**Exercise requirements**
Output the material exactly, but drop every image it holds.

**Material shown**
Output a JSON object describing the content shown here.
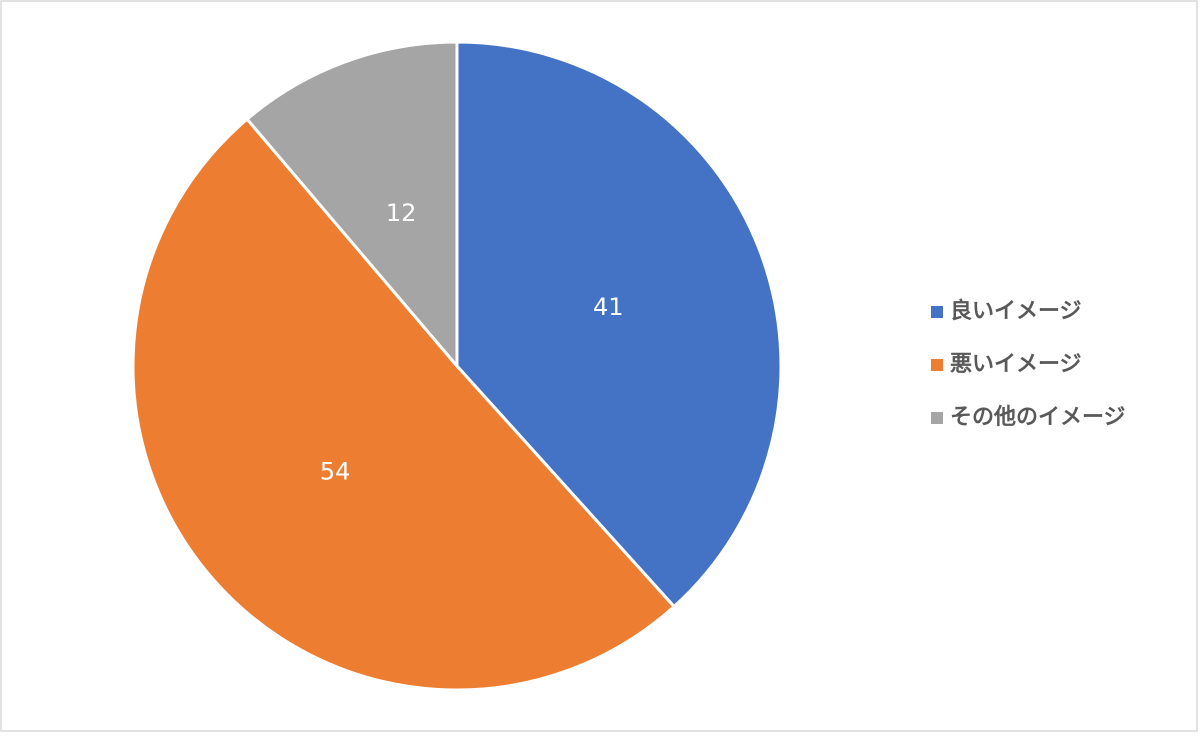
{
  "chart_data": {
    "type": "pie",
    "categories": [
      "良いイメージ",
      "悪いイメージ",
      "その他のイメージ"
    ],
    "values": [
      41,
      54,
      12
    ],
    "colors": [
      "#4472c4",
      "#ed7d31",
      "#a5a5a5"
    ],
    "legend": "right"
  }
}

**Worked solution**
Output a JSON object describing the content shown here.
{
  "chart_data": {
    "type": "pie",
    "categories": [
      "良いイメージ",
      "悪いイメージ",
      "その他のイメージ"
    ],
    "values": [
      41,
      54,
      12
    ],
    "colors": [
      "#4472c4",
      "#ed7d31",
      "#a5a5a5"
    ],
    "legend": "right"
  }
}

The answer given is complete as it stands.